* **Given exercise**: Report all lines from the entries below in which "茅坪里村" appears.

* **Data shown**:
▬▬▬▬▬▬

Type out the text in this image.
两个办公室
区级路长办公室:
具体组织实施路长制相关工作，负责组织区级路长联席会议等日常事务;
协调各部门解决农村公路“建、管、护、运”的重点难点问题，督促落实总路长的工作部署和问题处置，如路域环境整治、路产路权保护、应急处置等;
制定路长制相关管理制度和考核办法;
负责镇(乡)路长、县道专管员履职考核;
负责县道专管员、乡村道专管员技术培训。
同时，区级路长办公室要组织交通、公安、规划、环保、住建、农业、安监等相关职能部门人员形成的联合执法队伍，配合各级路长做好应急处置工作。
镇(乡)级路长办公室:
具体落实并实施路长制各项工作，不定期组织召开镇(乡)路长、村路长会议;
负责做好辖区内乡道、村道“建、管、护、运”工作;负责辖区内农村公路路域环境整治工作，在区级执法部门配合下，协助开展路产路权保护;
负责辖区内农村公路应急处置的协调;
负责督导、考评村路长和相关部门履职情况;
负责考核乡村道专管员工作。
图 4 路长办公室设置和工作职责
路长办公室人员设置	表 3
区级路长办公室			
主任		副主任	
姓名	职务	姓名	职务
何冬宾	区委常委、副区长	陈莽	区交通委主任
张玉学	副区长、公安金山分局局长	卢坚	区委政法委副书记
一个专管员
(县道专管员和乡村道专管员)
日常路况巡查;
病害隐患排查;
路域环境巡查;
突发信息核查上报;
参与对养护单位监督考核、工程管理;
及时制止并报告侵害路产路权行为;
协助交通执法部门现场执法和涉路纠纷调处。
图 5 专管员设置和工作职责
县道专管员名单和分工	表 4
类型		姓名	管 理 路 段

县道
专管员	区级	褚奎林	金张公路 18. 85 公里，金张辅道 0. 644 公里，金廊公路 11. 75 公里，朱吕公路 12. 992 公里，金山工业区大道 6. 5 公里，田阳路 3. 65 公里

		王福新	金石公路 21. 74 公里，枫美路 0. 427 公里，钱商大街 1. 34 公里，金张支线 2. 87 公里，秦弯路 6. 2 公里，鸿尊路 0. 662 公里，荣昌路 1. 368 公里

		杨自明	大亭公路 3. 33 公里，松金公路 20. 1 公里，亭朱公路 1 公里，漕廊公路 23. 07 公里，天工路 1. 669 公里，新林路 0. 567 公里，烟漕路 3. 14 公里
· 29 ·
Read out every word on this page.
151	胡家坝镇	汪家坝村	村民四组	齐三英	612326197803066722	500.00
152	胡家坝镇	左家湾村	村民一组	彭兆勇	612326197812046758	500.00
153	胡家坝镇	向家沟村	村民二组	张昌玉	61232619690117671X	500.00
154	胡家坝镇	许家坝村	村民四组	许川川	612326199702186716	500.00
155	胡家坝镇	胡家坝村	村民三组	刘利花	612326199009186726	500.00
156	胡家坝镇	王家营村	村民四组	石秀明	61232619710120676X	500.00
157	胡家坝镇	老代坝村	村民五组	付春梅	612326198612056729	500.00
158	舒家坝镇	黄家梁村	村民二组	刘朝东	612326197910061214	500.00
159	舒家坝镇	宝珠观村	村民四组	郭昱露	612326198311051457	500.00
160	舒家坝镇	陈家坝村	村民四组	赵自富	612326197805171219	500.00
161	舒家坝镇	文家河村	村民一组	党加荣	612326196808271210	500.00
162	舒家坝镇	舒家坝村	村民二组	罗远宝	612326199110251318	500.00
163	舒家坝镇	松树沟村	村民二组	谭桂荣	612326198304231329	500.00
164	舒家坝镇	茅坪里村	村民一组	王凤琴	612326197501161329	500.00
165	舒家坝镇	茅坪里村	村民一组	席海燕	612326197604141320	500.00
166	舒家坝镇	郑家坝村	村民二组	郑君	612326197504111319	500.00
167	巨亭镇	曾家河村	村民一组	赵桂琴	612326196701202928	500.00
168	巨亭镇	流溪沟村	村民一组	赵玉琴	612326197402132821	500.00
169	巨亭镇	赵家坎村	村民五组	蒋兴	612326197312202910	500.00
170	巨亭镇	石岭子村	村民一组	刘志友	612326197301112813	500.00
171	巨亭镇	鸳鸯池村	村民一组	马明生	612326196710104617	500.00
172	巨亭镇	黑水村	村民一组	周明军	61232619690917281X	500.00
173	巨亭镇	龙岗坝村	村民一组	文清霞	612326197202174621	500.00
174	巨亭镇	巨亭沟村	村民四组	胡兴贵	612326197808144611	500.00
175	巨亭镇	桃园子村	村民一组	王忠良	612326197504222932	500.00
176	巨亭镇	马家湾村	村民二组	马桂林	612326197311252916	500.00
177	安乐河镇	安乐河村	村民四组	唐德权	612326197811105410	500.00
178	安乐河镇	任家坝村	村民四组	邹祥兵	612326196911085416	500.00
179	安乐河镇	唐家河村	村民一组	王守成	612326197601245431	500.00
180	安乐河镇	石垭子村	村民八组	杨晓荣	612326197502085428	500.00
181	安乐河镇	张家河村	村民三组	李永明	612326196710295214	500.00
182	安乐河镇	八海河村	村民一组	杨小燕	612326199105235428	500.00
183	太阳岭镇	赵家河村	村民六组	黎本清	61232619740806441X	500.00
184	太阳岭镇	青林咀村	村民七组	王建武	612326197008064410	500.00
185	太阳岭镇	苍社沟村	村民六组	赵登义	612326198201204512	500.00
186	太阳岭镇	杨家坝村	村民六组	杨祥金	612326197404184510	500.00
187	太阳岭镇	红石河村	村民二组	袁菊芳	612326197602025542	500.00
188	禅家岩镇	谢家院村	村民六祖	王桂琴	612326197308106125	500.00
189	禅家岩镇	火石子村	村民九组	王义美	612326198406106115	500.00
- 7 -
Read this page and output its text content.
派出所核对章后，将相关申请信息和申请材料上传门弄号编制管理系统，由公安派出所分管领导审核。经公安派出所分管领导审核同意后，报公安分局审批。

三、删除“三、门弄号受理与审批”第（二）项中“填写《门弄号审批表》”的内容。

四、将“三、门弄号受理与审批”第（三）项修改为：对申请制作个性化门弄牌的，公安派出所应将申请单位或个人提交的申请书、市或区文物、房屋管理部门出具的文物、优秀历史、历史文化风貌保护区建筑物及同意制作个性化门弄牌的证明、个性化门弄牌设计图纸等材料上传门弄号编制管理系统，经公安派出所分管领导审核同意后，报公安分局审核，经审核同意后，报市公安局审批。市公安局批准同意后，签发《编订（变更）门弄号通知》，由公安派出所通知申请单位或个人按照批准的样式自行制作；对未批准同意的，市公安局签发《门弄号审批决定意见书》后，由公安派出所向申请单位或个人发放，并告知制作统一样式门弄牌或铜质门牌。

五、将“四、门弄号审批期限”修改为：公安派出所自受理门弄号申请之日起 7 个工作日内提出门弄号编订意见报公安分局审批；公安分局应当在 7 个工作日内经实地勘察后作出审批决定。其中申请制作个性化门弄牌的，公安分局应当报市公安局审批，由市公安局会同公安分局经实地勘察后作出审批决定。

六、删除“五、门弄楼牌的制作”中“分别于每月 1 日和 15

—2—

▬▬▬▬▬▬

* **Exercise output**:
164	舒家坝镇	茅坪里村	村民一组	王凤琴	612326197501161329	500.00
165	舒家坝镇	茅坪里村	村民一组	席海燕	612326197604141320	500.00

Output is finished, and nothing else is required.